• [Goal of the exercise]: Give back the full listing verbatim, apart from its images.

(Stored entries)
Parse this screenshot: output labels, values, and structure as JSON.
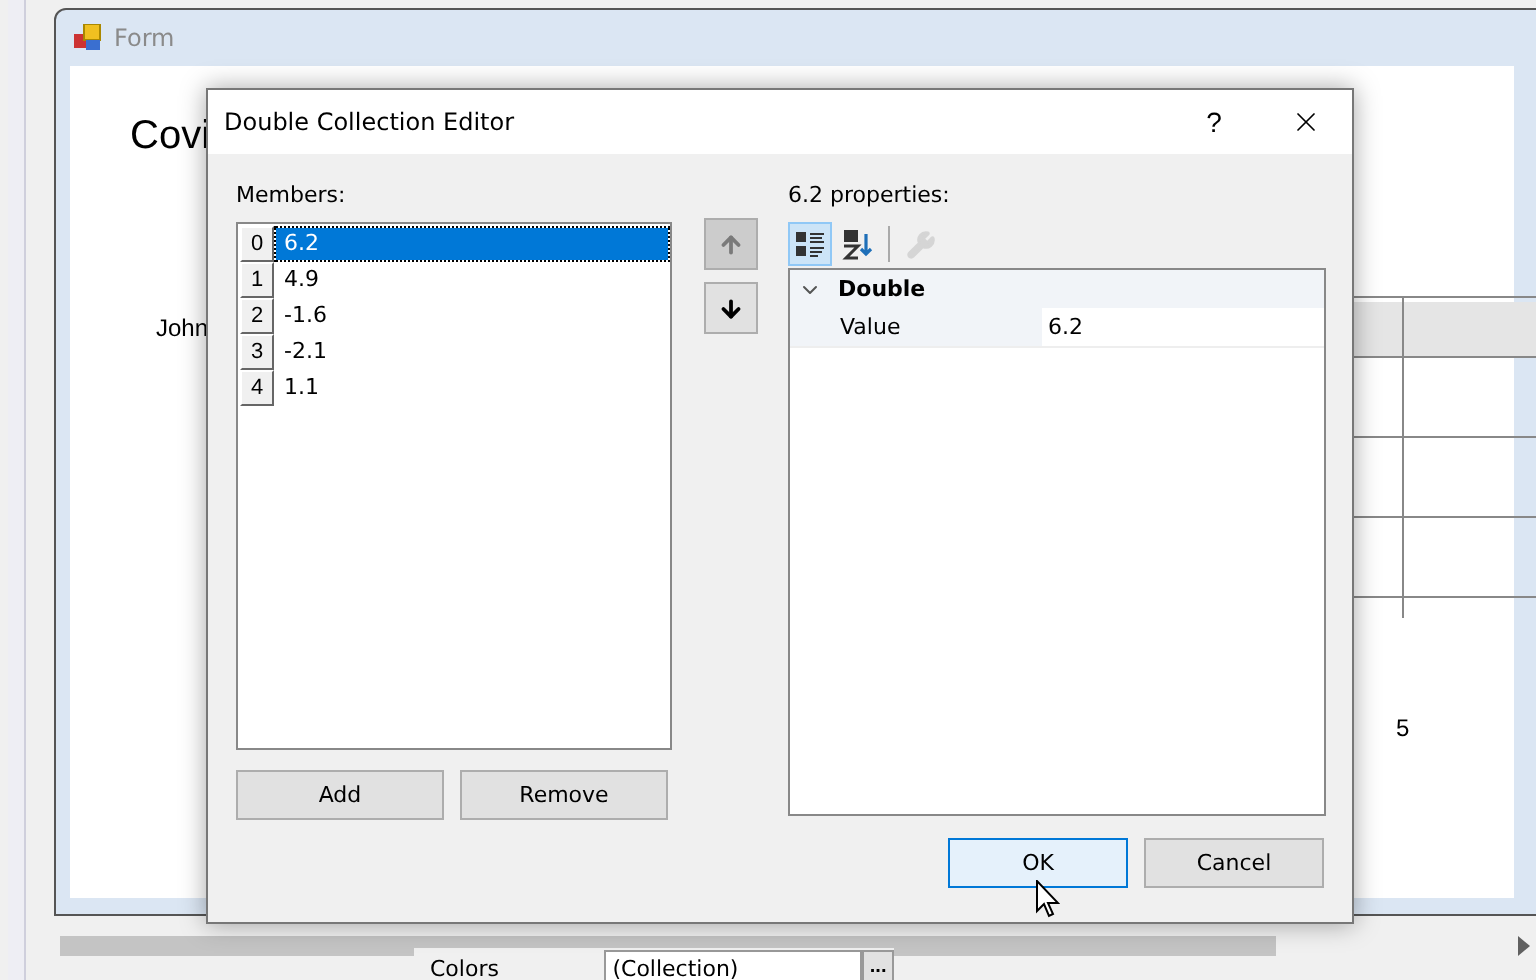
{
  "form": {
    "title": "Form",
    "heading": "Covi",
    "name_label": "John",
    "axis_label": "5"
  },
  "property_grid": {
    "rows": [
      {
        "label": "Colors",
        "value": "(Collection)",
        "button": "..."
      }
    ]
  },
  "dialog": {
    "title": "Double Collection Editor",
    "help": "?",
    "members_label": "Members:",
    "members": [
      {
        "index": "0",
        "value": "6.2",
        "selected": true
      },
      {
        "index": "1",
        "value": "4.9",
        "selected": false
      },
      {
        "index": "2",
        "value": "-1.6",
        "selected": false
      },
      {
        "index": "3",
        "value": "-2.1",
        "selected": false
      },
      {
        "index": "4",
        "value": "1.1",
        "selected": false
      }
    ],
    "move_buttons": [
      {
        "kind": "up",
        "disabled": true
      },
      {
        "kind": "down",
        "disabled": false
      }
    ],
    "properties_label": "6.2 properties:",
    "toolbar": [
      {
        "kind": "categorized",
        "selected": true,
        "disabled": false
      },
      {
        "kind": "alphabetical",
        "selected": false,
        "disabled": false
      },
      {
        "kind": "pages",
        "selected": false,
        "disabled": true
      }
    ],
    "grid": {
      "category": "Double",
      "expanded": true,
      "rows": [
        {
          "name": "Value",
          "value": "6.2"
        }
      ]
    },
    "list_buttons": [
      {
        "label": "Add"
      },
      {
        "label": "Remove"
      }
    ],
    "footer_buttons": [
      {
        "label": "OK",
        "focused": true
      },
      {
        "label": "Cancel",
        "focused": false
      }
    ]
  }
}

• [Answer]:
Parse this screenshot: output labels, values, and structure as JSON.
{
  "form": {
    "title": "Form",
    "heading": "Covi",
    "name_label": "John",
    "axis_label": "5"
  },
  "property_grid": {
    "rows": [
      {
        "label": "Colors",
        "value": "(Collection)",
        "button": "..."
      }
    ]
  },
  "dialog": {
    "title": "Double Collection Editor",
    "help": "?",
    "members_label": "Members:",
    "members": [
      {
        "index": "0",
        "value": "6.2",
        "selected": true
      },
      {
        "index": "1",
        "value": "4.9",
        "selected": false
      },
      {
        "index": "2",
        "value": "-1.6",
        "selected": false
      },
      {
        "index": "3",
        "value": "-2.1",
        "selected": false
      },
      {
        "index": "4",
        "value": "1.1",
        "selected": false
      }
    ],
    "move_buttons": [
      {
        "kind": "up",
        "disabled": true
      },
      {
        "kind": "down",
        "disabled": false
      }
    ],
    "properties_label": "6.2 properties:",
    "toolbar": [
      {
        "kind": "categorized",
        "selected": true,
        "disabled": false
      },
      {
        "kind": "alphabetical",
        "selected": false,
        "disabled": false
      },
      {
        "kind": "pages",
        "selected": false,
        "disabled": true
      }
    ],
    "grid": {
      "category": "Double",
      "expanded": true,
      "rows": [
        {
          "name": "Value",
          "value": "6.2"
        }
      ]
    },
    "list_buttons": [
      {
        "label": "Add"
      },
      {
        "label": "Remove"
      }
    ],
    "footer_buttons": [
      {
        "label": "OK",
        "focused": true
      },
      {
        "label": "Cancel",
        "focused": false
      }
    ]
  }
}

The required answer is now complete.